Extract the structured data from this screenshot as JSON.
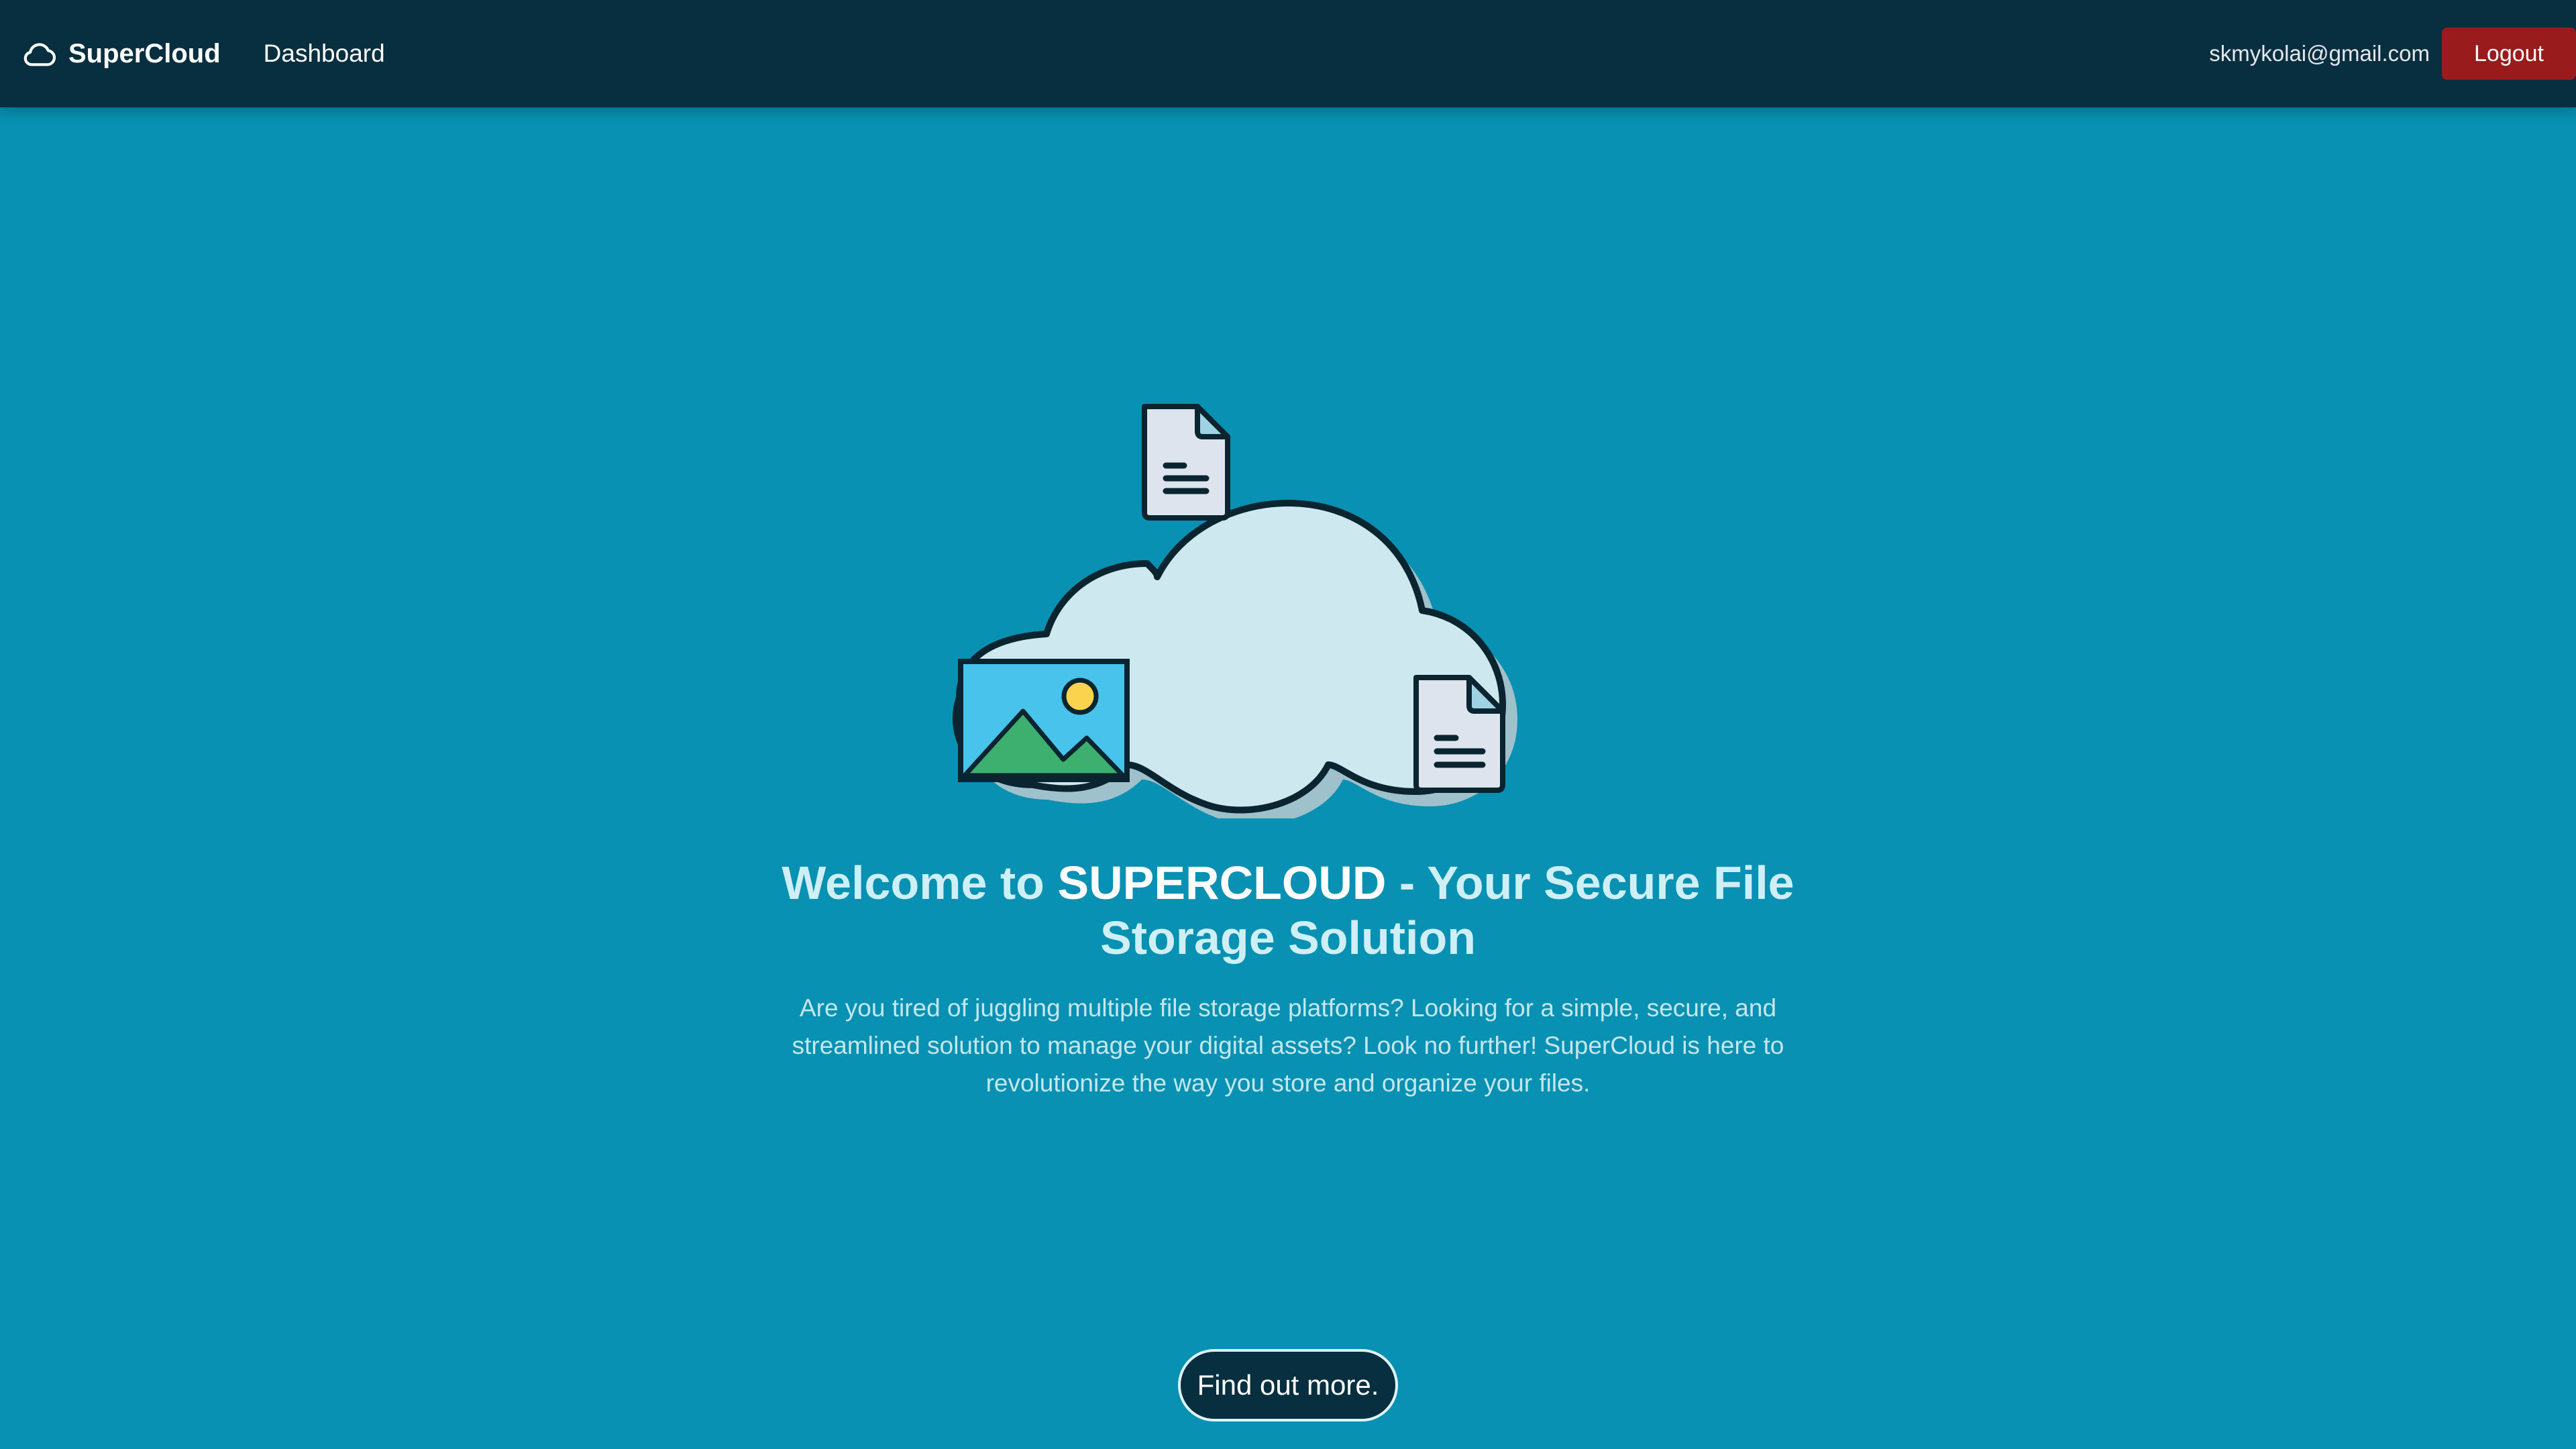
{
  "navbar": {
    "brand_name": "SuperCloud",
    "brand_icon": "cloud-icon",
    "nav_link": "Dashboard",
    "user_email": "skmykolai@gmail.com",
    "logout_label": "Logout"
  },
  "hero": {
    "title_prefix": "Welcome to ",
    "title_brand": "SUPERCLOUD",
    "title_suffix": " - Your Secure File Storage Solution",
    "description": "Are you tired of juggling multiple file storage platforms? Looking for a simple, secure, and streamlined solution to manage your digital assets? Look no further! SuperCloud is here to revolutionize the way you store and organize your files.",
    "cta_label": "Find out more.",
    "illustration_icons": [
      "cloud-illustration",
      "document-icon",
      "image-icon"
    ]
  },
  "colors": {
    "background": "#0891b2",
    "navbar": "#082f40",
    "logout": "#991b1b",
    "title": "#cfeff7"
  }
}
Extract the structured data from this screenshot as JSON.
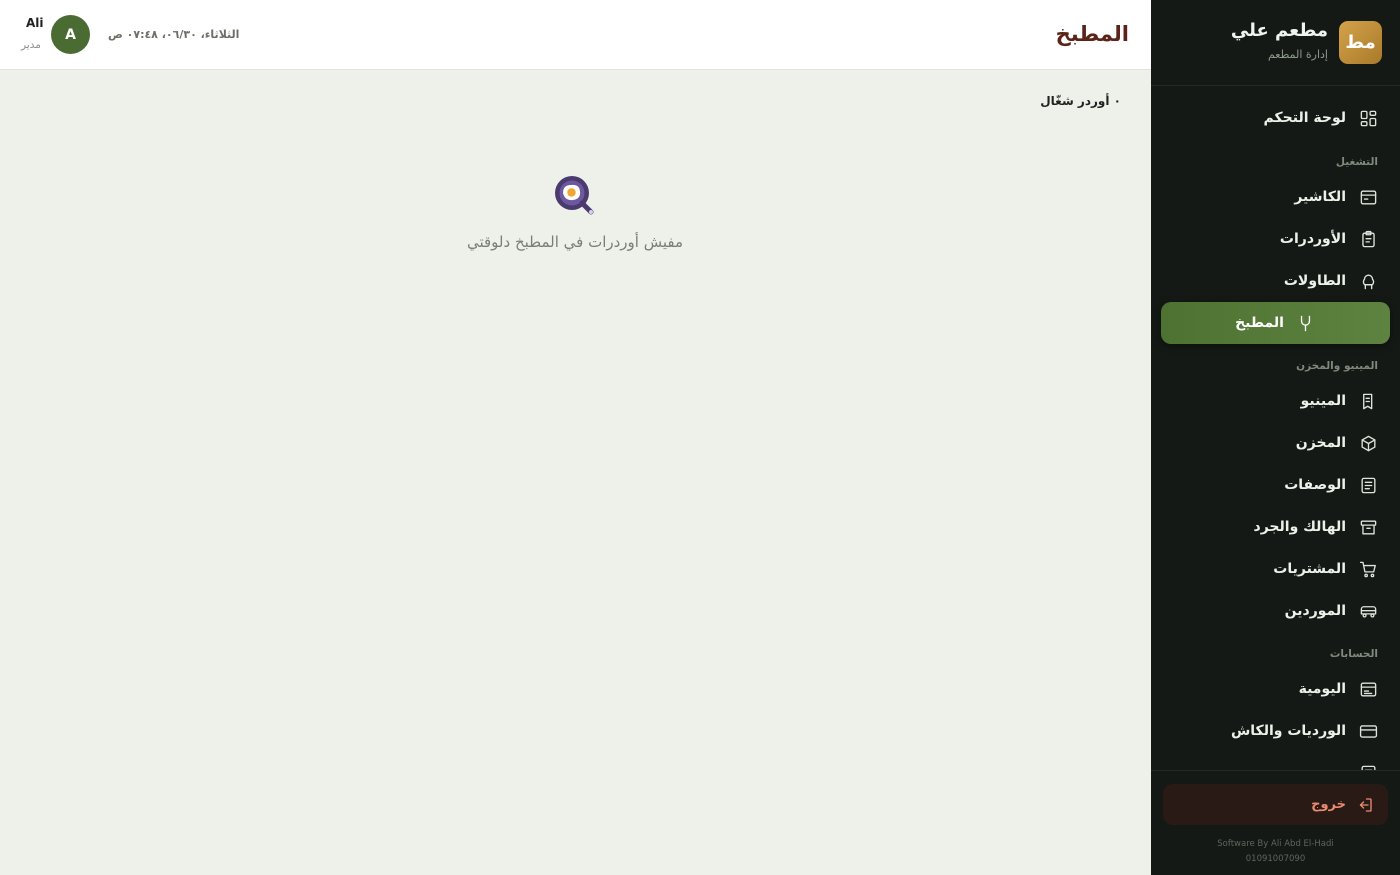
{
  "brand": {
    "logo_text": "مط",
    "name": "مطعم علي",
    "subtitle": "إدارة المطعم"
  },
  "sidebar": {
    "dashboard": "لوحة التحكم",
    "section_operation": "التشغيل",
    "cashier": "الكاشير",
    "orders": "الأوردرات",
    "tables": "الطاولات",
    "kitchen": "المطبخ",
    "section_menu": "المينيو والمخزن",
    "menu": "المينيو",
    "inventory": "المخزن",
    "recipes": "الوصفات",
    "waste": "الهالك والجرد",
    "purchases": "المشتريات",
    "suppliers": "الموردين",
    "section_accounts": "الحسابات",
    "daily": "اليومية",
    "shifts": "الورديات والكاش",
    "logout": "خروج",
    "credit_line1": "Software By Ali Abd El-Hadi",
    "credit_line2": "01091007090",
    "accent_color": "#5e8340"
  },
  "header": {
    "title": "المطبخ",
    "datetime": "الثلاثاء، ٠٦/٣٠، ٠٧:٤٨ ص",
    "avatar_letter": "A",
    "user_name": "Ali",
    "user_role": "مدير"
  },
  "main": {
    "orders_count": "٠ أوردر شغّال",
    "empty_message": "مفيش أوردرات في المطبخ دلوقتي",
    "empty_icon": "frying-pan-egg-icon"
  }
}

_Problem to work on:_ Transcribe all the lines above exactly, apart from the pictures.

_Final result:_
Extract the structured data from this screenshot as JSON.
{
  "navbar": {
    "brand_name": "SuperCloud",
    "brand_icon": "cloud-icon",
    "nav_link": "Dashboard",
    "user_email": "skmykolai@gmail.com",
    "logout_label": "Logout"
  },
  "hero": {
    "title_prefix": "Welcome to ",
    "title_brand": "SUPERCLOUD",
    "title_suffix": " - Your Secure File Storage Solution",
    "description": "Are you tired of juggling multiple file storage platforms? Looking for a simple, secure, and streamlined solution to manage your digital assets? Look no further! SuperCloud is here to revolutionize the way you store and organize your files.",
    "cta_label": "Find out more.",
    "illustration_icons": [
      "cloud-illustration",
      "document-icon",
      "image-icon"
    ]
  },
  "colors": {
    "background": "#0891b2",
    "navbar": "#082f40",
    "logout": "#991b1b",
    "title": "#cfeff7"
  }
}
Extract the structured data from this screenshot as JSON.
{
  "brand": {
    "logo_text": "مط",
    "name": "مطعم علي",
    "subtitle": "إدارة المطعم"
  },
  "sidebar": {
    "dashboard": "لوحة التحكم",
    "section_operation": "التشغيل",
    "cashier": "الكاشير",
    "orders": "الأوردرات",
    "tables": "الطاولات",
    "kitchen": "المطبخ",
    "section_menu": "المينيو والمخزن",
    "menu": "المينيو",
    "inventory": "المخزن",
    "recipes": "الوصفات",
    "waste": "الهالك والجرد",
    "purchases": "المشتريات",
    "suppliers": "الموردين",
    "section_accounts": "الحسابات",
    "daily": "اليومية",
    "shifts": "الورديات والكاش",
    "logout": "خروج",
    "credit_line1": "Software By Ali Abd El-Hadi",
    "credit_line2": "01091007090",
    "accent_color": "#5e8340"
  },
  "header": {
    "title": "المطبخ",
    "datetime": "الثلاثاء، ٠٦/٣٠، ٠٧:٤٨ ص",
    "avatar_letter": "A",
    "user_name": "Ali",
    "user_role": "مدير"
  },
  "main": {
    "orders_count": "٠ أوردر شغّال",
    "empty_message": "مفيش أوردرات في المطبخ دلوقتي",
    "empty_icon": "frying-pan-egg-icon"
  }
}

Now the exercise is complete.